*Document segment:*

•••

Well, of course Democrats are not necessarily smarter than Republicans. But that question has crossed your mind as well, I'm sure of it, admit it. Maybe not that exact question, maybe it was: "Are Republicans smarter than Democrats?" That was the form of the question I originally asked myself. I still remember my Yuma days sharing the roof with my John Birch Society member dad. I can't remember where I heard the quote, but I still remember the thought that at the time made a lot of sense to me, and I'll paraphrase it badly: "If you're not a democrat before age 30, you have no heart, if you're not a republican after age 30, you have no brain." That's basically the thought anyway.
Well, I guess I have no brain and no heart because almost the exact opposite happened to me. I am now officially a registered Democrat. I would have never in my wildest dreams have thought that that was possible ten or twenty years ago, but here I am.
How did this happen? Well, let's start from the beginning. I'm pretty proud of my political biography, so you'll have to have patience with me as I take you on this self-indulgent journey. Actually, looking back, maybe I am not so proud. It's not like I really participated in anything politically substantive. Primarily I have been a casual observer of national politics, presidential politics, foreign affairs. Here am I, a little guy from Yuma, Arizona having spent considerable energy on issues that I have absolutely no influence over (unless you believe in the philosophies describe in the movie, The Secret where all of this energy can be harnesses almost supernaturally to influence events far out of my apparent physical control, aka, if you wish for something bad enough it comes true).
Did I also mention I was a sports fan. Isn't there something eerily similar to being a sports fan and being a presidential politics fan. Here's a really great quote I found in a Bill Simmons article who was quoting Roger Angell in an article he wrote for the New Yorker in "Agincourt and After":
It is foolish and childish, on the face of it, to affiliate ourselves with anything so insignificant and patently contrived and commercially exploitive as a professional sports team, and the amused superiority and icy scorn that the non-fan directs at the sports nut (I know this look -- I know it by heart) is understandable and almost unanswerable. Almost. What is left out of this calculation, it seems to me, is the business of caring -- caring deeply and passionately, really caring -- which is a capacity or an emotion that has almost gone out of our lives. And so it seems possible that we have come to a time when it no longer matters so much what the caring is about, how frail or foolish is the object of that concern, as long as the feeling itself can be saved. Naivete -- the infantile and ignoble joy that sends a grown man or woman to dancing and shouting with joy in the middle of the night over the haphazardous flight of a distant ball -- seems a small price to pay for such a gift.
Really, couldn't you almost substitute professional sports fan with presidential candidate fan, sports nut with political nut, and the quote almost makes as much sense? Really isn't there something nonsensical about the hysteria right now over Barack Obama in much the same way people go crazy over the Chicago Cubs?
And another thing, why is the caring gone out of our lives. It really shouldn't be. If we could just man up (to use a phrase my wife recentl y hurled at me), and face our problems we do have control over, like our families, our communities, our churches, than maybe we would be better off as a society. But I digress. Back to my self-indulgent narration.

•••

*Data:*
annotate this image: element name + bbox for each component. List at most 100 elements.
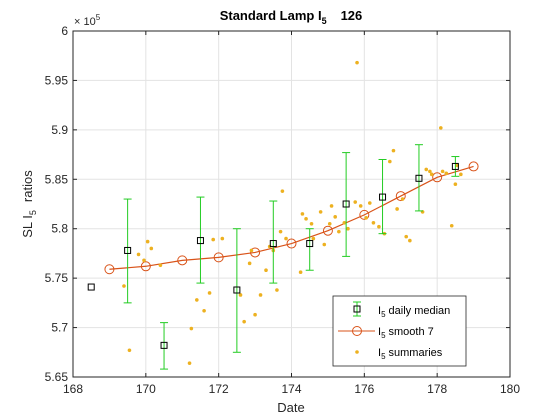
smooth-point [177,255,188,266]
summary-point [249,248,254,253]
median-point [196,237,204,245]
summary-point [459,172,463,177]
smooth-point [432,172,443,183]
y-exponent-label: × 105 [74,13,101,28]
chart-title-suffix: 126 [341,8,363,23]
smooth-point [286,238,297,249]
summary-point [264,268,268,273]
smooth-layer [104,161,479,275]
summary-point [355,60,359,65]
summary-point [322,242,327,247]
legend-label-summaries: I5 summaries [378,347,443,361]
summary-point [449,223,454,228]
smooth-point [395,191,406,202]
chart-title: Standard Lamp I5 126 [220,8,363,26]
y-tick-label: 6 [61,24,68,38]
summary-point [329,204,334,208]
smooth-point [213,252,224,263]
summary-point [358,204,363,208]
summary-point [149,246,154,251]
summary-point [342,220,347,225]
summary-point [127,348,132,353]
median-point [451,162,459,170]
summary-point [158,263,163,268]
chart-title-main: Standard Lamp I [220,8,322,23]
smooth-point [250,247,261,258]
x-tick-label: 176 [354,382,374,396]
legend-median-marker [353,305,361,313]
summary-point [300,212,305,216]
summary-point [202,308,206,313]
smooth-line [109,165,474,270]
median-point [306,240,314,248]
summary-point [207,291,212,295]
scatter-layer [122,60,463,365]
median-point [124,246,132,254]
summary-point [346,226,350,231]
legend-smooth-marker [352,326,362,336]
legend-smooth-subscript: 5 [381,331,386,340]
summary-point [142,258,146,263]
summary-point [337,229,341,234]
summary-point [304,217,308,221]
legend: I5 daily median I5 smooth 7 I5 summaries [332,295,467,367]
summary-point [258,293,263,297]
x-tick-label: 174 [281,382,301,396]
summary-point [242,319,246,324]
errorbar-layer [87,144,460,370]
summary-point [136,252,141,257]
y-exponent-power: 5 [96,13,101,22]
x-tick-label: 172 [209,382,229,396]
summary-point [211,237,216,242]
summary-point [391,148,396,153]
legend-summaries-main: I [378,347,381,359]
summary-point [377,224,381,229]
summary-point [428,169,432,174]
smooth-point [322,225,333,236]
smooth-point [359,209,370,220]
summary-point [275,288,279,292]
y-exponent-base: × 10 [74,16,96,28]
y-axis-label: SL I5 ratios [20,170,38,238]
summary-point [353,200,358,204]
y-tick-label: 5.9 [51,123,68,137]
legend-smooth-main: I [378,326,381,338]
summary-point [395,207,399,211]
summary-point [189,326,194,331]
summary-point [187,361,192,365]
legend-summaries-marker [355,350,359,354]
axis-tick-labels: 168 170 172 174 176 178 180 5.65 5.7 5.75 5.8 5.85 5… [45,24,521,396]
summary-point [195,298,199,302]
legend-item-summaries: I5 summaries [355,347,443,361]
y-tick-label: 5.85 [45,172,69,186]
summary-point [309,221,314,226]
legend-item-smooth: I5 smooth 7 [338,326,434,340]
median-point [415,174,423,182]
summary-point [364,216,368,220]
x-tick-label: 178 [427,382,447,396]
y-tick-label: 5.7 [51,321,68,335]
summary-point [333,215,338,219]
y-tick-label: 5.8 [51,222,68,236]
smooth-point [104,264,115,275]
median-point [87,283,95,291]
legend-daily-median-suffix: daily median [389,305,451,317]
median-point [269,240,277,248]
summary-point [220,236,225,241]
summary-point [280,189,285,193]
summary-point [429,172,434,177]
summary-point [400,197,405,201]
x-tick-label: 170 [136,382,156,396]
x-tick-label: 180 [500,382,520,396]
y-axis-label-suffix: ratios [20,170,35,202]
legend-summaries-suffix: summaries [389,347,443,359]
summary-point [439,126,443,130]
y-axis-label-main: SL I [20,215,35,238]
summary-point [408,238,412,243]
y-axis-label-subscript: 5 [28,210,38,215]
summary-point [327,221,332,226]
summary-point [424,167,429,172]
y-tick-label: 5.75 [45,271,69,285]
summary-point [371,220,376,225]
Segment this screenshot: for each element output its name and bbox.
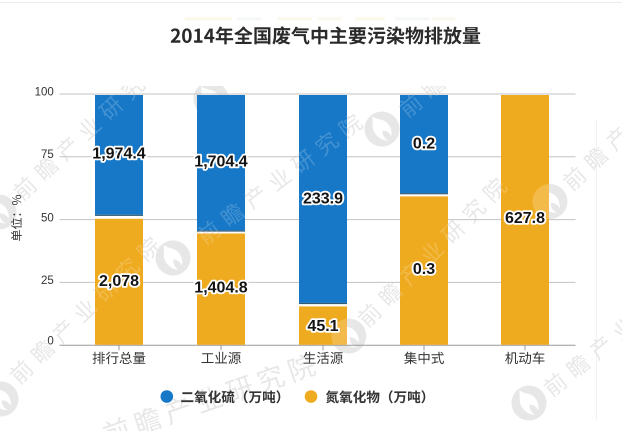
svg-text:45.1: 45.1	[307, 318, 338, 335]
svg-text:2,078: 2,078	[99, 273, 139, 290]
svg-text:75: 75	[41, 149, 54, 161]
svg-text:233.9: 233.9	[303, 191, 343, 208]
svg-text:1,974.4: 1,974.4	[92, 145, 145, 162]
svg-text:25: 25	[41, 275, 54, 287]
svg-text:627.8: 627.8	[505, 210, 545, 227]
svg-text:0.2: 0.2	[413, 135, 435, 152]
svg-text:0: 0	[47, 336, 53, 348]
svg-text:50: 50	[41, 213, 54, 225]
svg-text:0.3: 0.3	[413, 261, 435, 278]
svg-text:1,704.4: 1,704.4	[194, 153, 247, 170]
svg-text:100: 100	[35, 87, 54, 99]
svg-text:1,404.8: 1,404.8	[194, 279, 247, 296]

•••

*Task requirements:*
1) Echo the blog post about political party loyalty word for word, starting at "And another thing, why" and ending at "my self-indulgent narration.".
2) Carry on the blog post about political party loyalty from its final sentence.

*Answers for this exercise:*
1)
And another thing, why is the caring gone out of our lives. It really shouldn't be. If we could just man up (to use a phrase my wife recentl y hurled at me), and face our problems we do have control over, like our families, our communities, our churches, than maybe we would be better off as a society. But I digress. Back to my self-indulgent narration.

2)
I honestly can't remember how I started becoming political. I have some memories. Reading one article in the Reader's Digest about the Cuban autrocities (?), I'm unclear, and having this palpable and poignant emotion about wanting to help those people. Before that even, I have vague memories of the Jimmy Carter years, mainly just high gas prices, and my dad blaming Carter for them...
I remember clearly watching the 1988 Republican convention and cheering in my living room when Bush said "Read my lips, no new taxes". (Again eerily similar to the real tears I cried when the NY Mets were about to be beat by the Red Sox, and then the overwhelming joy I felt when the ball went through the legs of Bill Buckner and the NY Mets won the World Series and I won the $1 bet I made with my friend).
Or reading in the Reader's Digest about Willie Horton for the first time and how desperate I felt that everyone needed to know the name Willie Horton so that none of us will have to live in fear of having a man as president, Michael Dukakis, who would forlough all of our dangerous criminals.
And it wasn't all just frivolous partisanship, I had some real substance behind my beliefs. I saw in a very real way, the evils of communism, Stalin's atrocities, being every bit as bad as Hitler's. I anguished as a senior in high school over the Tieneman Square events in China. I saw Ronald Reagan as a fearless defender of freedom who stood up for democracy and stood down the evil empire.
I wrote a high school term paper on why we should support the Nicaraguan contras against the evil Sandanistas. I was an avid pro-lifer (still am really), and felt like the economy would hum a long much better if government stayed the hell away from it. In my freshman year of college, I took an economics 101 class where the professor analyzed and praised the economic policies of Ronald Reagan.
My politics stayed with me as I went on a mission to Alabama. I remember talking to our ward mission leader after Bill Clinton won and his very real agony over it and how we both agreed that this was the fulfillment of prophecy that in the last days wicked men would ruin our nation. We nodded in sad and fearful agreement.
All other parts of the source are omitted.